_Exercise aim:_ Pull out each line of the records holding the string "Arbetssökande".

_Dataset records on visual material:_
....

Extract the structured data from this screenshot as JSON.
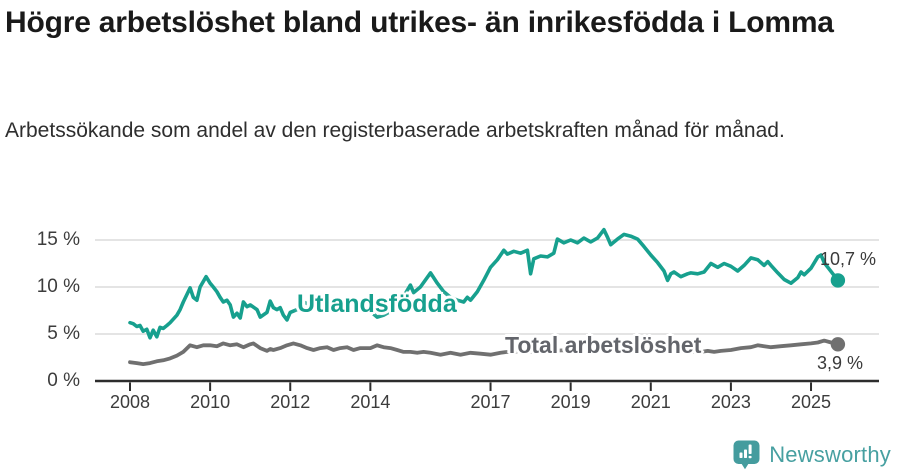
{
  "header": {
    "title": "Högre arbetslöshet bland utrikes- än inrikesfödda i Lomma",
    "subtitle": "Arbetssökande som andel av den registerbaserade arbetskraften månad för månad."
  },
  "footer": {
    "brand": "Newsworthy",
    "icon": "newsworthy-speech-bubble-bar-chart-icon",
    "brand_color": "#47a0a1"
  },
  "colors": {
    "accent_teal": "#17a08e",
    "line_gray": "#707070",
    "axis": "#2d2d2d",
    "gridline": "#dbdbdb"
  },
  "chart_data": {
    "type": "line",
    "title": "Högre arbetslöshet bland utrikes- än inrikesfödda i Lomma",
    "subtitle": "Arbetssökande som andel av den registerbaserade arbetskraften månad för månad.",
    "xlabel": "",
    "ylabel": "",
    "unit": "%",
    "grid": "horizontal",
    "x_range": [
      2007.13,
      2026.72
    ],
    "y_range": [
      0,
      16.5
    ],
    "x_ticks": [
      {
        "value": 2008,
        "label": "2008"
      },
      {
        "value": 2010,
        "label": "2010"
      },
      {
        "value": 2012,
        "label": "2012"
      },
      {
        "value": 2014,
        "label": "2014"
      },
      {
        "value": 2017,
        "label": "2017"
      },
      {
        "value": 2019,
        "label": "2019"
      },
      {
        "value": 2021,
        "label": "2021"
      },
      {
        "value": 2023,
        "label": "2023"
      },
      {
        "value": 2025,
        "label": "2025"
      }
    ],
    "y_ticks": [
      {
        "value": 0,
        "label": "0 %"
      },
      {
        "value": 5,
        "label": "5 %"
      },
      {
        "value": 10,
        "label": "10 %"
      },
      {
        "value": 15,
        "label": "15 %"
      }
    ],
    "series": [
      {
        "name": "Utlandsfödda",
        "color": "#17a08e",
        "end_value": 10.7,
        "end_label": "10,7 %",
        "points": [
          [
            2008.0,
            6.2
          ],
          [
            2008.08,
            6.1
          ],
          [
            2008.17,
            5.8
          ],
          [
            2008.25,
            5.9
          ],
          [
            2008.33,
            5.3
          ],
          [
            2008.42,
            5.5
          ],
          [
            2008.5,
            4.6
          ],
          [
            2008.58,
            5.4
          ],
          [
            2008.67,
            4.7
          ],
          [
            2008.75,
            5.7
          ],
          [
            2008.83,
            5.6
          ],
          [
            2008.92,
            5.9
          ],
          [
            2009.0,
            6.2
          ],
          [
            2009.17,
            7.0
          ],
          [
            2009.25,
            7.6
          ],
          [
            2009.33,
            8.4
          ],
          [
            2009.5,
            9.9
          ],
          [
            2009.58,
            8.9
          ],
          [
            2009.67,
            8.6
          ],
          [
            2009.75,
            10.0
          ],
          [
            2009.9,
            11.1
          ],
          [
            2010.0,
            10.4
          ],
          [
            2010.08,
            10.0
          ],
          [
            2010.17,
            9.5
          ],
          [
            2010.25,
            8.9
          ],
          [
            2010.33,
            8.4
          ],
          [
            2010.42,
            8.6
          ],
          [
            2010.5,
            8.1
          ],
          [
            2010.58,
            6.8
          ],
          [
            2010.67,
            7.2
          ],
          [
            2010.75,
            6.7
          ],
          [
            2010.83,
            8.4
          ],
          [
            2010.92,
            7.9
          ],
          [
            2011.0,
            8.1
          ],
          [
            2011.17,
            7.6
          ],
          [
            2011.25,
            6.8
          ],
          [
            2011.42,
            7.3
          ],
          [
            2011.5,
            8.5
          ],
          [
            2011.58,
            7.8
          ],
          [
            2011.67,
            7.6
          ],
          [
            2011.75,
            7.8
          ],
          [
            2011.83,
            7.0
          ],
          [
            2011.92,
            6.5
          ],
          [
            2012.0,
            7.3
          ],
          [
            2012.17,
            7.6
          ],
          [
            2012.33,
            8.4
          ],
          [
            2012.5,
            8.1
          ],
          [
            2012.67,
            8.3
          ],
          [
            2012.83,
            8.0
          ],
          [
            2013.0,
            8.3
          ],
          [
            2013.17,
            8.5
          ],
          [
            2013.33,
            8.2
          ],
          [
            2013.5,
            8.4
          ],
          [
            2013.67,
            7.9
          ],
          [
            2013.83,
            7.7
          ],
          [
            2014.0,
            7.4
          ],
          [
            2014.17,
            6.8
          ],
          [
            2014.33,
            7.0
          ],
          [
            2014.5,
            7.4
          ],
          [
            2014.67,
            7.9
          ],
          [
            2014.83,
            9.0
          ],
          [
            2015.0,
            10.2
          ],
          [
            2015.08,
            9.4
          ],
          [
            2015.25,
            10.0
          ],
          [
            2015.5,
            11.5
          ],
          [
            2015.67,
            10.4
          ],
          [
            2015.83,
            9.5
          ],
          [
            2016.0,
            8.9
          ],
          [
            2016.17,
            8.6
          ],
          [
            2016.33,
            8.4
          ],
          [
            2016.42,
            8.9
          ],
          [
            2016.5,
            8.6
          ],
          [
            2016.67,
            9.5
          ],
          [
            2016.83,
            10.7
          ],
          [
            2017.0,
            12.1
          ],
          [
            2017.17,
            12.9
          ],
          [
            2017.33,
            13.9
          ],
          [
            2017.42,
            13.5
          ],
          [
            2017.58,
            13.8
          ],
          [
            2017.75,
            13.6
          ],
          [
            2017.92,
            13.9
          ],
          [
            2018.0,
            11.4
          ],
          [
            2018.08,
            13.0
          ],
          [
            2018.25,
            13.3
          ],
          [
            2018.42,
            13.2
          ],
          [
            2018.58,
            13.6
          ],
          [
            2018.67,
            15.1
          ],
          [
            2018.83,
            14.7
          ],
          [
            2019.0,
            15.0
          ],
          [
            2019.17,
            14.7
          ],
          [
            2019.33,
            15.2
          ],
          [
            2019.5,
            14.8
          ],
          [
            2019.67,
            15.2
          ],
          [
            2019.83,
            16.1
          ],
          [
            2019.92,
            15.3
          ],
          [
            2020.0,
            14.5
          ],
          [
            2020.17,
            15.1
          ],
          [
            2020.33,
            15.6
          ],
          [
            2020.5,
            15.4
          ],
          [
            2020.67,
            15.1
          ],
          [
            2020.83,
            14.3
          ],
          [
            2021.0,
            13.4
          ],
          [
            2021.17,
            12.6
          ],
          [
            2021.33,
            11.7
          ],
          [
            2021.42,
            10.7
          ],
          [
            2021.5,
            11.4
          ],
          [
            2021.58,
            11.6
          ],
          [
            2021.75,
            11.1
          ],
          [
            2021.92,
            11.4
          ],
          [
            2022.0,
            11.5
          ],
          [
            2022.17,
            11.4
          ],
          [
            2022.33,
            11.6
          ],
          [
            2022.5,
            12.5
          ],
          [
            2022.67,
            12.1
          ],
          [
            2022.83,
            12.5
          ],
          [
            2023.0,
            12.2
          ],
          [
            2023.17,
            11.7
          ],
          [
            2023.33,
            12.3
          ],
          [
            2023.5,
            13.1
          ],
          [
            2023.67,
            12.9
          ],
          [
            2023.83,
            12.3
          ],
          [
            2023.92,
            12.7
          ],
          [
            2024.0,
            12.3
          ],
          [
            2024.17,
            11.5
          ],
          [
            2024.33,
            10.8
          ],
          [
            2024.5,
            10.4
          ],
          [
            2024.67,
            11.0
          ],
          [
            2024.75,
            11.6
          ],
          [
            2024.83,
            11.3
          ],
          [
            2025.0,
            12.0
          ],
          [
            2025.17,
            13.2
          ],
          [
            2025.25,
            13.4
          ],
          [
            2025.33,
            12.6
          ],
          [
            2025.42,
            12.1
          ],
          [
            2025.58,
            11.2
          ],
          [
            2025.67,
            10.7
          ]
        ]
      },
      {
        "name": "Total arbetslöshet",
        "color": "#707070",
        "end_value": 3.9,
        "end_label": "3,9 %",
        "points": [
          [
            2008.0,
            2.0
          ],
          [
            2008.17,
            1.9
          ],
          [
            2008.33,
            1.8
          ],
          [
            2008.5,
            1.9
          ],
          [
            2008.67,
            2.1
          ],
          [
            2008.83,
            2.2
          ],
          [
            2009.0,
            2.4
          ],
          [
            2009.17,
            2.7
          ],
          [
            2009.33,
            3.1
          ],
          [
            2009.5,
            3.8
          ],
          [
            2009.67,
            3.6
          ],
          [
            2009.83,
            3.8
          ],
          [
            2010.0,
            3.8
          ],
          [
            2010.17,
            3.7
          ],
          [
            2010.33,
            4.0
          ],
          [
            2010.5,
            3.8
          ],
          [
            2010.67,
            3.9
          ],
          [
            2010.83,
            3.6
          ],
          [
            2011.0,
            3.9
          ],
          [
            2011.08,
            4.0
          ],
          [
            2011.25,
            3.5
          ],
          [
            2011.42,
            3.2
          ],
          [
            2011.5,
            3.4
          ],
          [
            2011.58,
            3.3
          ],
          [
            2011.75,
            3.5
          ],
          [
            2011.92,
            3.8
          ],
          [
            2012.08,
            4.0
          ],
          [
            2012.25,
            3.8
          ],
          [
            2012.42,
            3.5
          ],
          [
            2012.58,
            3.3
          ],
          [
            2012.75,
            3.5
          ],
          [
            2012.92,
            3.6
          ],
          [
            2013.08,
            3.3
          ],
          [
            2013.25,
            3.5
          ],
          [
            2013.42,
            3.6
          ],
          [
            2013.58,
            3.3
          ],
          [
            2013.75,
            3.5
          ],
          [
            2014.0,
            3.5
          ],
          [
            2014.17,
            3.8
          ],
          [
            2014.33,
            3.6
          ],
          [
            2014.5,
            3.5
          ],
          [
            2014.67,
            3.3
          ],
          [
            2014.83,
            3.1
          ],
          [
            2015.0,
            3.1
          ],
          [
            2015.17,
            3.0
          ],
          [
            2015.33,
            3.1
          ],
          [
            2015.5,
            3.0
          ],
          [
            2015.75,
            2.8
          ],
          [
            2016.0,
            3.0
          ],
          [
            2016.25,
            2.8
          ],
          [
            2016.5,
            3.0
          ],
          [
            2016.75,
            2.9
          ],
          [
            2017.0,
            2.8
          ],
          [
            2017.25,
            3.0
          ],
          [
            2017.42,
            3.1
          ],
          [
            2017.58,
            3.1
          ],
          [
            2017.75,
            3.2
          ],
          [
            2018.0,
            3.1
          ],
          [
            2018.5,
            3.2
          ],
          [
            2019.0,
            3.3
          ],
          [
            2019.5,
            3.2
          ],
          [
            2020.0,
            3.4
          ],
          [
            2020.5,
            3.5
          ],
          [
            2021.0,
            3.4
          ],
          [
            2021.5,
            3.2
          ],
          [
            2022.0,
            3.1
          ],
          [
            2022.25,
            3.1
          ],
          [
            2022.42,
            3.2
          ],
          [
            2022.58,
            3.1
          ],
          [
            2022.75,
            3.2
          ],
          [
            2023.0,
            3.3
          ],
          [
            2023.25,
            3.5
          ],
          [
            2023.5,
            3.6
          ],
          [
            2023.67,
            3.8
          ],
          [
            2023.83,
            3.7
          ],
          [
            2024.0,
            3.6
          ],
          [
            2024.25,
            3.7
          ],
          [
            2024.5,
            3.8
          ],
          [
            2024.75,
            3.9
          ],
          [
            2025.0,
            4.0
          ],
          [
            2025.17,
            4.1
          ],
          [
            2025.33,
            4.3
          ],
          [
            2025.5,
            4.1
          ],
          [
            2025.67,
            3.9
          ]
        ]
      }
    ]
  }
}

....

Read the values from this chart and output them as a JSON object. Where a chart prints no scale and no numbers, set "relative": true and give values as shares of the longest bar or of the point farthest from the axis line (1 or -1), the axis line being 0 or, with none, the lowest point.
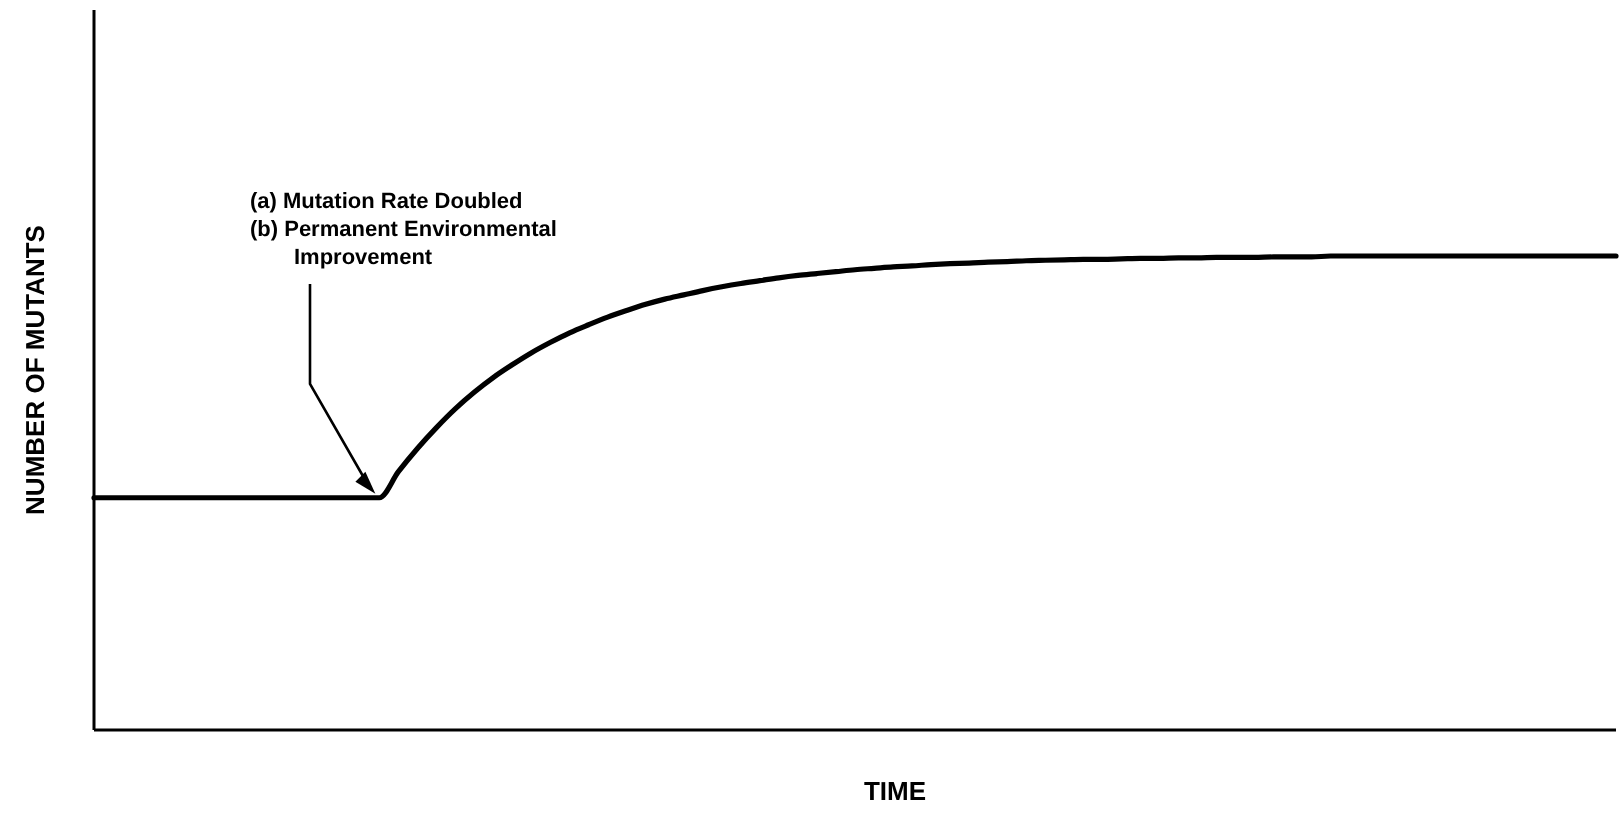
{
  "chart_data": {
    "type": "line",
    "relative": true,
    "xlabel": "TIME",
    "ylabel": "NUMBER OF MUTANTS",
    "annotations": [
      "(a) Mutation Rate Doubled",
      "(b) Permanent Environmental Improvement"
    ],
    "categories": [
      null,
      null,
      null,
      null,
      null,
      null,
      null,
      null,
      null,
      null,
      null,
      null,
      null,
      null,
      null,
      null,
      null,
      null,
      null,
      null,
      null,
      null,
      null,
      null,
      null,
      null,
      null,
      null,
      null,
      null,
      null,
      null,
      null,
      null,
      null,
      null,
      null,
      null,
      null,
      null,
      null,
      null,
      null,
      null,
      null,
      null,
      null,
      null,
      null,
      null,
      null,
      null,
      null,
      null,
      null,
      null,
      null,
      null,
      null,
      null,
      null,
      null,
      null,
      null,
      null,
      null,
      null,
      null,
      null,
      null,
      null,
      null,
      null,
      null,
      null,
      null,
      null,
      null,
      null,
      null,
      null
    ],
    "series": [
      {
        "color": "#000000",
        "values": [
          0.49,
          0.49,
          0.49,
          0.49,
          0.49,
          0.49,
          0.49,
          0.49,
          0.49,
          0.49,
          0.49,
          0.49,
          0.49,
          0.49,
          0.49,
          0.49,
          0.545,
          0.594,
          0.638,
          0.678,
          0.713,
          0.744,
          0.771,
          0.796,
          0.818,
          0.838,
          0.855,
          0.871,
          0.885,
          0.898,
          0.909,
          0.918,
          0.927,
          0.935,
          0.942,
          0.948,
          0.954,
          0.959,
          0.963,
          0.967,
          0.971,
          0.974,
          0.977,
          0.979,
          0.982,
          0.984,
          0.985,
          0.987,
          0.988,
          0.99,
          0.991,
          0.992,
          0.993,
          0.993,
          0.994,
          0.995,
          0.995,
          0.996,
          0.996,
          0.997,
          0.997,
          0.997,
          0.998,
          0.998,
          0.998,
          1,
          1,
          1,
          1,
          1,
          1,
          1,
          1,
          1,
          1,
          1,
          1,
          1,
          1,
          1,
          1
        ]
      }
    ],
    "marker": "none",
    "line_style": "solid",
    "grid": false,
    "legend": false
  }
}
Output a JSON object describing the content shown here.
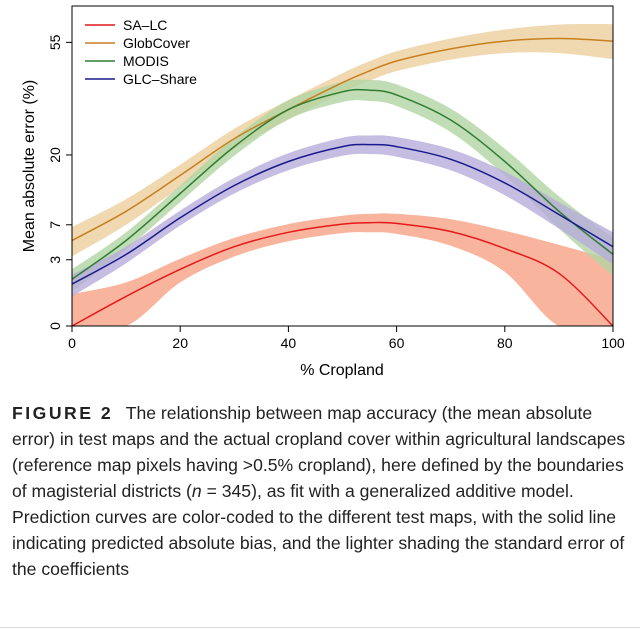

....

_Complete answer:_
    "subtitle": "Arbetssökande som andel av den registerbaserade arbetskraften månad för månad."
    "subtitle": "Arbetssökande som andel av den registerbaserade arbetskraften månad för månad.",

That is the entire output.